* **Listed entries**

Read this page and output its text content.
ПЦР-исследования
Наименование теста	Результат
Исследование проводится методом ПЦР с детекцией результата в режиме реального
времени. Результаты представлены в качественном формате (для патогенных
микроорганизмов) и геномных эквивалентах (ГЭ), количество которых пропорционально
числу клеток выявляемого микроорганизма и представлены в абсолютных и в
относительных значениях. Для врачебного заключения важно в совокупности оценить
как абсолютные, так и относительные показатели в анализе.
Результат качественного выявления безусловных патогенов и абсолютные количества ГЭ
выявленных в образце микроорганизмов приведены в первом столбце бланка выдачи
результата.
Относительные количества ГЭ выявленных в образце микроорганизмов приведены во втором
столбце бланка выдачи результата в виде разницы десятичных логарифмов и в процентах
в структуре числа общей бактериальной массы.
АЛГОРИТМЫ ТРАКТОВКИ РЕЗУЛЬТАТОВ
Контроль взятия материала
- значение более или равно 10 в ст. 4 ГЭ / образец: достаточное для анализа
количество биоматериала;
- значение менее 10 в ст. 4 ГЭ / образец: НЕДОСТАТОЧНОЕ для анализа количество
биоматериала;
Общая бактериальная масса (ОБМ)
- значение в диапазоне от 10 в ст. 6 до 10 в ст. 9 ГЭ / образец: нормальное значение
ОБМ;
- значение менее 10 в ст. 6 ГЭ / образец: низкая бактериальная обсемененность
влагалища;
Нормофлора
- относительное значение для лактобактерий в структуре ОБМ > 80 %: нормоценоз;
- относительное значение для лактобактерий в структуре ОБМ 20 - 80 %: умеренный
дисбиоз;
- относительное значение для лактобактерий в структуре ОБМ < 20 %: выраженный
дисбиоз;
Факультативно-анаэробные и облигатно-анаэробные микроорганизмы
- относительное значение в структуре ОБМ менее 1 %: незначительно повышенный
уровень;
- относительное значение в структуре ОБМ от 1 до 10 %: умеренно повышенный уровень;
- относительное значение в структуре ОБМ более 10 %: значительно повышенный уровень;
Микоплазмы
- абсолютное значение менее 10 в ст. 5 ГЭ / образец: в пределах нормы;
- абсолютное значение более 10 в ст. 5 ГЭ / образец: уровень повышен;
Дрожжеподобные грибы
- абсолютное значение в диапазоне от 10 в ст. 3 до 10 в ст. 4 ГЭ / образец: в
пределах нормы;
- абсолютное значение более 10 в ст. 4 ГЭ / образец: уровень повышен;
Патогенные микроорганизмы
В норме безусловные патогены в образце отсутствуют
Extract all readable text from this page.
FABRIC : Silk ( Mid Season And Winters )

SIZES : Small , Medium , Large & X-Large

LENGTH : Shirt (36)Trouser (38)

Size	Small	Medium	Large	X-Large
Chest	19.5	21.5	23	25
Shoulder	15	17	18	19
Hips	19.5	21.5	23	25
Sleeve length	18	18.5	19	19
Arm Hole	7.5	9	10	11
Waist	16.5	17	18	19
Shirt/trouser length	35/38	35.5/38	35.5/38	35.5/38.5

* **Your task**
Set down every line of the listing above again, exactly as given.

* **Solution below**
Read this page and output its text content.
ПЦР-исследования
Наименование теста	Результат
Исследование проводится методом ПЦР с детекцией результата в режиме реального
времени. Результаты представлены в качественном формате (для патогенных
микроорганизмов) и геномных эквивалентах (ГЭ), количество которых пропорционально
числу клеток выявляемого микроорганизма и представлены в абсолютных и в
относительных значениях. Для врачебного заключения важно в совокупности оценить
как абсолютные, так и относительные показатели в анализе.
Результат качественного выявления безусловных патогенов и абсолютные количества ГЭ
выявленных в образце микроорганизмов приведены в первом столбце бланка выдачи
результата.
Относительные количества ГЭ выявленных в образце микроорганизмов приведены во втором
столбце бланка выдачи результата в виде разницы десятичных логарифмов и в процентах
в структуре числа общей бактериальной массы.
АЛГОРИТМЫ ТРАКТОВКИ РЕЗУЛЬТАТОВ
Контроль взятия материала
- значение более или равно 10 в ст. 4 ГЭ / образец: достаточное для анализа
количество биоматериала;
- значение менее 10 в ст. 4 ГЭ / образец: НЕДОСТАТОЧНОЕ для анализа количество
биоматериала;
Общая бактериальная масса (ОБМ)
- значение в диапазоне от 10 в ст. 6 до 10 в ст. 9 ГЭ / образец: нормальное значение
ОБМ;
- значение менее 10 в ст. 6 ГЭ / образец: низкая бактериальная обсемененность
влагалища;
Нормофлора
- относительное значение для лактобактерий в структуре ОБМ > 80 %: нормоценоз;
- относительное значение для лактобактерий в структуре ОБМ 20 - 80 %: умеренный
дисбиоз;
- относительное значение для лактобактерий в структуре ОБМ < 20 %: выраженный
дисбиоз;
Факультативно-анаэробные и облигатно-анаэробные микроорганизмы
- относительное значение в структуре ОБМ менее 1 %: незначительно повышенный
уровень;
- относительное значение в структуре ОБМ от 1 до 10 %: умеренно повышенный уровень;
- относительное значение в структуре ОБМ более 10 %: значительно повышенный уровень;
Микоплазмы
- абсолютное значение менее 10 в ст. 5 ГЭ / образец: в пределах нормы;
- абсолютное значение более 10 в ст. 5 ГЭ / образец: уровень повышен;
Дрожжеподобные грибы
- абсолютное значение в диапазоне от 10 в ст. 3 до 10 в ст. 4 ГЭ / образец: в
пределах нормы;
- абсолютное значение более 10 в ст. 4 ГЭ / образец: уровень повышен;
Патогенные микроорганизмы
В норме безусловные патогены в образце отсутствуют
Extract all readable text from this page.
FABRIC : Silk ( Mid Season And Winters )

SIZES : Small , Medium , Large & X-Large

LENGTH : Shirt (36)Trouser (38)

Size	Small	Medium	Large	X-Large
Chest	19.5	21.5	23	25
Shoulder	15	17	18	19
Hips	19.5	21.5	23	25
Sleeve length	18	18.5	19	19
Arm Hole	7.5	9	10	11
Waist	16.5	17	18	19
Shirt/trouser length	35/38	35.5/38	35.5/38	35.5/38.5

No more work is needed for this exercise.